----- Exercise data -----

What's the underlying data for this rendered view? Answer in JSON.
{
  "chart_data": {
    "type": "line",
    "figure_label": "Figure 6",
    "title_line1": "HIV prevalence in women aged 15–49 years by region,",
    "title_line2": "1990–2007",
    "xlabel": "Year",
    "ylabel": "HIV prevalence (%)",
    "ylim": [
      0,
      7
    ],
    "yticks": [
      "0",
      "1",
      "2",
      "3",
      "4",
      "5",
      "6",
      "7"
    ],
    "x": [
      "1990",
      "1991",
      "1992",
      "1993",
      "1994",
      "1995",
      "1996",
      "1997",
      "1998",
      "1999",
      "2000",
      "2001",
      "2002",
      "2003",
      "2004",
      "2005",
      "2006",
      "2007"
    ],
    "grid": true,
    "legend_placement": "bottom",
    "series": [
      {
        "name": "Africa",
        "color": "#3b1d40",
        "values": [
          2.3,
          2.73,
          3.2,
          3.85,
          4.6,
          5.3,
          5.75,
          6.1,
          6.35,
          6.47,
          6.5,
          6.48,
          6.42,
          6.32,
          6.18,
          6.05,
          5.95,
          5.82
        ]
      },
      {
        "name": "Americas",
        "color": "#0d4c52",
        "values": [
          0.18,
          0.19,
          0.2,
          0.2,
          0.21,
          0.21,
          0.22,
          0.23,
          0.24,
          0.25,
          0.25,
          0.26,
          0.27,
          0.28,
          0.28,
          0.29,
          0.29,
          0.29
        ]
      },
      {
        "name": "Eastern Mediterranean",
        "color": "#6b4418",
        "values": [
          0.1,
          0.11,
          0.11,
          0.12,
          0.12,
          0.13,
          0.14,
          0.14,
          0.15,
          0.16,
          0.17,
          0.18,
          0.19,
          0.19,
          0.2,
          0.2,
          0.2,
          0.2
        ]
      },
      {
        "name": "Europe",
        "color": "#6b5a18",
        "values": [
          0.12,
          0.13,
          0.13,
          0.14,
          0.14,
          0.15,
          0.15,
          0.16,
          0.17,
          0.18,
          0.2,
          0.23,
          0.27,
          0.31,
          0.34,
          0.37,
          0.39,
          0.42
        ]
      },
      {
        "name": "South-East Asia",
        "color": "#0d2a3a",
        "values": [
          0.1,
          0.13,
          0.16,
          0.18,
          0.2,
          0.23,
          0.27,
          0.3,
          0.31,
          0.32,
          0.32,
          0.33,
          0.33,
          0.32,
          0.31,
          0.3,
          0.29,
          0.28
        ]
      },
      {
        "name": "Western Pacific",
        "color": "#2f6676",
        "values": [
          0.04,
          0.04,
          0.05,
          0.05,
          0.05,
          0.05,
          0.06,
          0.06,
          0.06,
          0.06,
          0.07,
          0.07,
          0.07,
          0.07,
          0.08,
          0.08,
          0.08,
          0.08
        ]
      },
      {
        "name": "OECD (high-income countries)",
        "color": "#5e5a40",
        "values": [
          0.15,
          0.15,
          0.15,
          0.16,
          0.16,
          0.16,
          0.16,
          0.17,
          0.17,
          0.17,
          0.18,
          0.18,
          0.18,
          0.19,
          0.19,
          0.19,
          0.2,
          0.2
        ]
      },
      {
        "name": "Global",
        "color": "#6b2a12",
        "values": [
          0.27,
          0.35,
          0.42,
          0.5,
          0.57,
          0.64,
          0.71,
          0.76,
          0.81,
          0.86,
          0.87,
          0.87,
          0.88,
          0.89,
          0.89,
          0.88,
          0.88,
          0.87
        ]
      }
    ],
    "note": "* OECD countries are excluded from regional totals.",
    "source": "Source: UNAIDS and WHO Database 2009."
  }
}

-----

Filter lines by "name" and return each hit.

Correct output:
        "name": "Africa",
        "name": "Americas",
        "name": "Eastern Mediterranean",
        "name": "Europe",
        "name": "South-East Asia",
        "name": "Western Pacific",
        "name": "OECD (high-income countries)",
        "name": "Global",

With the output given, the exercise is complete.